● **Problem to work on**: Every line of the listing must be reproduced as it stands. Leave the images behind.

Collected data
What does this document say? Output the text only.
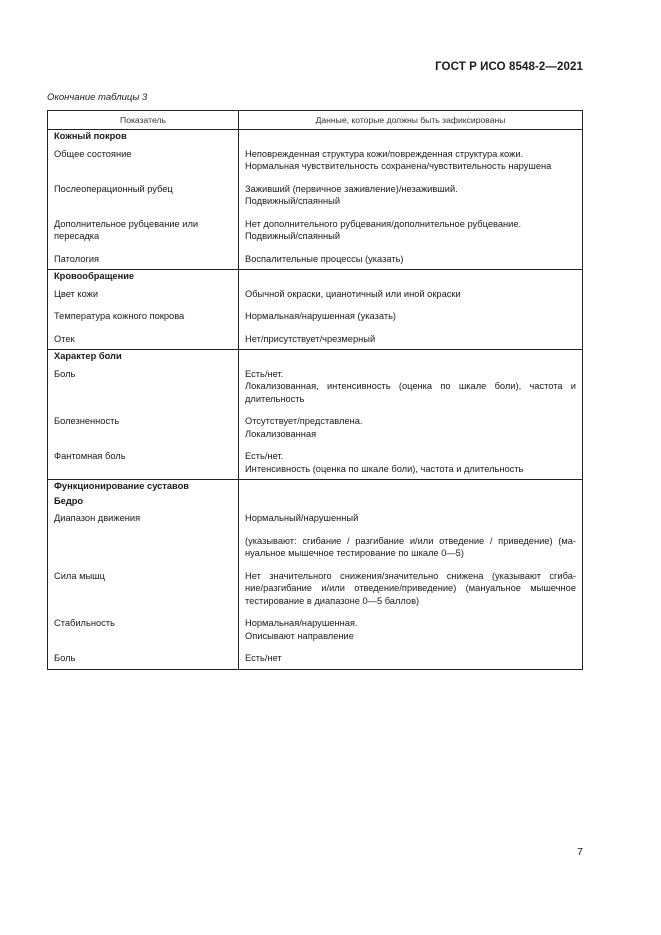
ГОСТ Р ИСО 8548-2—2021
Окончание таблицы 3
Показатель	Данные, которые должны быть зафиксированы
Кожный покров	

Общее состояние	Неповрежденная структура кожи/поврежденная структура кожи.
Нормальная чувствительность сохранена/чувствительность нарушена

Послеоперационный рубец	Заживший (первичное заживление)/незаживший.
Подвижный/спаянный

Дополнительное рубцевание или
пересадка	Нет дополнительного рубцевания/дополнительное рубцевание.
Подвижный/спаянный

Патология	Воспалительные процессы (указать)

Кровообращение	

Цвет кожи	Обычной окраски, цианотичный или иной окраски

Температура кожного покрова	Нормальная/нарушенная (указать)

Отек	Нет/присутствует/чрезмерный

Характер боли	

Боль	Есть/нет.
Локализованная, интенсивность (оценка по шкале боли), частота и
длительность

Болезненность	Отсутствует/представлена.
Локализованная

Фантомная боль	Есть/нет.
Интенсивность (оценка по шкале боли), частота и длительность

Функционирование суставов	
Бедро	

Диапазон движения	Нормальный/нарушенный

	(указывают: сгибание / разгибание и/или отведение / приведение) (ма-
нуальное мышечное тестирование по шкале 0—5)

Сила мышц	Нет значительного снижения/значительно снижена (указывают сгиба-
ние/разгибание и/или отведение/приведение) (мануальное мышечное
тестирование в диапазоне 0—5 баллов)

Стабильность	Нормальная/нарушенная.
Описывают направление

Боль	Есть/нет
7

● **Full output**:
What does this document say? Output the text only.
ГОСТ Р ИСО 8548-2—2021
Окончание таблицы 3
Показатель	Данные, которые должны быть зафиксированы
Кожный покров	

Общее состояние	Неповрежденная структура кожи/поврежденная структура кожи.
Нормальная чувствительность сохранена/чувствительность нарушена

Послеоперационный рубец	Заживший (первичное заживление)/незаживший.
Подвижный/спаянный

Дополнительное рубцевание или
пересадка	Нет дополнительного рубцевания/дополнительное рубцевание.
Подвижный/спаянный

Патология	Воспалительные процессы (указать)

Кровообращение	

Цвет кожи	Обычной окраски, цианотичный или иной окраски

Температура кожного покрова	Нормальная/нарушенная (указать)

Отек	Нет/присутствует/чрезмерный

Характер боли	

Боль	Есть/нет.
Локализованная, интенсивность (оценка по шкале боли), частота и
длительность

Болезненность	Отсутствует/представлена.
Локализованная

Фантомная боль	Есть/нет.
Интенсивность (оценка по шкале боли), частота и длительность

Функционирование суставов	
Бедро	

Диапазон движения	Нормальный/нарушенный

	(указывают: сгибание / разгибание и/или отведение / приведение) (ма-
нуальное мышечное тестирование по шкале 0—5)

Сила мышц	Нет значительного снижения/значительно снижена (указывают сгиба-
ние/разгибание и/или отведение/приведение) (мануальное мышечное
тестирование в диапазоне 0—5 баллов)

Стабильность	Нормальная/нарушенная.
Описывают направление

Боль	Есть/нет
7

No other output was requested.